▶ **What to work on**
1. List every column name of the Seattle complaint dataset that the pandas exercise below mentions in quotation marks.
2. Translate this sentence from the pandas exercise into Spanish: "Print out the number of rows and the number of columns to get a sense of how much data you're working with."
3. In the pandas exercise, which zip code may people who don't live in Seattle use?

▶ **Excerpt**
········

Getting started with pandas and Seattle "complaint" data[edit]

  1. Go to data.seattle.gov and download the dataset on code complaints and violations. (It is, by the way, also available in an API!) In this case, just go to Export→CSV and download the file. It should be about 80 megabytes.
  2. As is always the case, spend some time poking around the website and reading documentation to get a sense of what kind of data this is, where it coming from, who generated it, and so on.
  3. Put the CSV file into a directory and create a new Jupyter notebook in the same directory (remember that it is comma-separated, not tab-separated). Load that into Python as a pandas DataFrame.
  4. Show some parts of the dataframe and make sure your load command worked.
  5. Print out the number of rows and the number of columns to get a sense of how much data you're working with.

You know the type[edit]

  1. Take a look at the "RecordType" column which describes the kinds of complaints that come in. What are the types of categories? How many are in each category? Show both with numbers and with a simple visualization (a histogram, perhaps?). For each category, print out the "Description" of several examples. What kinds of things are included?
  2. Build a new dataset that includes only the "RecordType", "OriginalZip", and "Description" columns.
  3. Use this second dataset to filter the dataset down to just rows from your zipcode. If you don't live in Seattle, you can just use my zip code (98112) which covers north Capitol Hill and Montlake or you can pick an area you think is interesting from this map.
    1. Now look at the number and proportion of different types of records in this subset.
    2. Be ready to explain if the distribution in this zipcode different than the distribution in Seattle overall? If not, how is it different?
    3. Once again, print out the "Description" of several examples from each category. What kinds of things are included?
  4. Use pandas to write out the three-column dataset to TSV (with tabs instead of commas).

It's about time[edit]

First, lets return to the full dataset and not the two column subset.

  1. Create a new timeseries (use a pandas Series) that contains zip code and that uses the "OpenDate" column as the index. Be sure to check the type of the "OpenDate" column and make sure it's in the pandas datetime format.
  2. Use the .resample() function associated with your pandas time series so that it shows the number of complaints per week overall and visualize this with a time series plot.

You've got questions, you've got answers[edit]

Ask and answer a question not on this list using this data. Be sure to:

  1. Explicitly state the question
  2. Include the pandas code to answer it
  3. Write a sentence or two explaining what you found and interpret the finding.

········

▶ **Data**

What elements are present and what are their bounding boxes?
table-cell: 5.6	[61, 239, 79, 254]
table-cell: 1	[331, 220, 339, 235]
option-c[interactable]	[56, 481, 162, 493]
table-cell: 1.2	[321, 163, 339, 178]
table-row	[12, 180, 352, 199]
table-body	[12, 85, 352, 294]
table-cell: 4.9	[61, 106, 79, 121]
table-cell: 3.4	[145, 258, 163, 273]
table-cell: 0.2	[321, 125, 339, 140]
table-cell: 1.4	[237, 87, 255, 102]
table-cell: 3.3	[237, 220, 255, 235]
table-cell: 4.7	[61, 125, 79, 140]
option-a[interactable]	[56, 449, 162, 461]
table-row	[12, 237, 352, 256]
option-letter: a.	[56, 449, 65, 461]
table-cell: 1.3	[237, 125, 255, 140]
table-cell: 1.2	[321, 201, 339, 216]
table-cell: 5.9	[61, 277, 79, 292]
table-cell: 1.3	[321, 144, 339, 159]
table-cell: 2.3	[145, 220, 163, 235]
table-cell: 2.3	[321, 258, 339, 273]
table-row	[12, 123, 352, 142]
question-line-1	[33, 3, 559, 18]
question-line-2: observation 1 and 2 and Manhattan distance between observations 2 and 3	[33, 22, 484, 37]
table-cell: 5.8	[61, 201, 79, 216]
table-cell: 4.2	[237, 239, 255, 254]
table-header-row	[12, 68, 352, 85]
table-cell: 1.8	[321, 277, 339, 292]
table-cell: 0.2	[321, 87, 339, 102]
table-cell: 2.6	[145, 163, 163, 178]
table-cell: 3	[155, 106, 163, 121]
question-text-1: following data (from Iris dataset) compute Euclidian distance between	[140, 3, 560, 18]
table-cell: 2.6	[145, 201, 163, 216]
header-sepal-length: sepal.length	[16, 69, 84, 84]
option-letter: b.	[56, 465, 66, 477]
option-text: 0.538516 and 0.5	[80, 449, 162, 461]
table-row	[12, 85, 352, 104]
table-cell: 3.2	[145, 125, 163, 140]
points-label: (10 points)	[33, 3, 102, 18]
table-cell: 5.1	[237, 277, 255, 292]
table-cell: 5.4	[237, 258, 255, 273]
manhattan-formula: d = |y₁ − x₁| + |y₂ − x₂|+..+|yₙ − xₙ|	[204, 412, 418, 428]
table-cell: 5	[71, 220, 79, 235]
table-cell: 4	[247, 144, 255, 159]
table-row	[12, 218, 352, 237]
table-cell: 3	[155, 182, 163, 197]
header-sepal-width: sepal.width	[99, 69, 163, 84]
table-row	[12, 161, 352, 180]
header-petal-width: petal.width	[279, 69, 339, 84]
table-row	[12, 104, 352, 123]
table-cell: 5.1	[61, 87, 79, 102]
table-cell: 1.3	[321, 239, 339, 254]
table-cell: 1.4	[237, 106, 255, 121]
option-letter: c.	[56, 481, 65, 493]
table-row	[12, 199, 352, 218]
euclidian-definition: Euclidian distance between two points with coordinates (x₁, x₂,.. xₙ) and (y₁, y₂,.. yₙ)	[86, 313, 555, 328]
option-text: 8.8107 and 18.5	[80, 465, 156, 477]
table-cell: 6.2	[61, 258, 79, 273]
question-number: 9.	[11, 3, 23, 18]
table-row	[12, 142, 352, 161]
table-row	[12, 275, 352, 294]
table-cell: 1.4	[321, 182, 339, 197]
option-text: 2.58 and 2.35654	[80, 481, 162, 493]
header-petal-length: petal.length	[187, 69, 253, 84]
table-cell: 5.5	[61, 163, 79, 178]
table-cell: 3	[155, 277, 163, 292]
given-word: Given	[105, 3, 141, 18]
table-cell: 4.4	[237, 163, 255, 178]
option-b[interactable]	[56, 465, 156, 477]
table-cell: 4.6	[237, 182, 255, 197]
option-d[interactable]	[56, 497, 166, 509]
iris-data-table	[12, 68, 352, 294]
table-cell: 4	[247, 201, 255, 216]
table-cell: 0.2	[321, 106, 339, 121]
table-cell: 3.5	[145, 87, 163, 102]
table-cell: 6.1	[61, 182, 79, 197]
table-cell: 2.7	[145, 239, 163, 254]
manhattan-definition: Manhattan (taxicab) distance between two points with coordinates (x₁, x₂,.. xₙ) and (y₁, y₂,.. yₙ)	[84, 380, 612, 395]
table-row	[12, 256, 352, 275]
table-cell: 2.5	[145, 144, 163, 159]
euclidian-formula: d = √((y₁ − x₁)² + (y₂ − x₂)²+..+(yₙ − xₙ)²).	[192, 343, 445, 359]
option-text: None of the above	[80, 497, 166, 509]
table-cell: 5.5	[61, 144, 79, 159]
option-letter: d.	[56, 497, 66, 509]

········

▶ **Results of the tasks**
1. "RecordType", "OriginalZip", "Description", "OpenDate"

2. Imprime el número de filas y el número de columnas para hacerte una idea de cuántos datos estás manejando.

3. 98112, which covers north Capitol Hill and Montlake.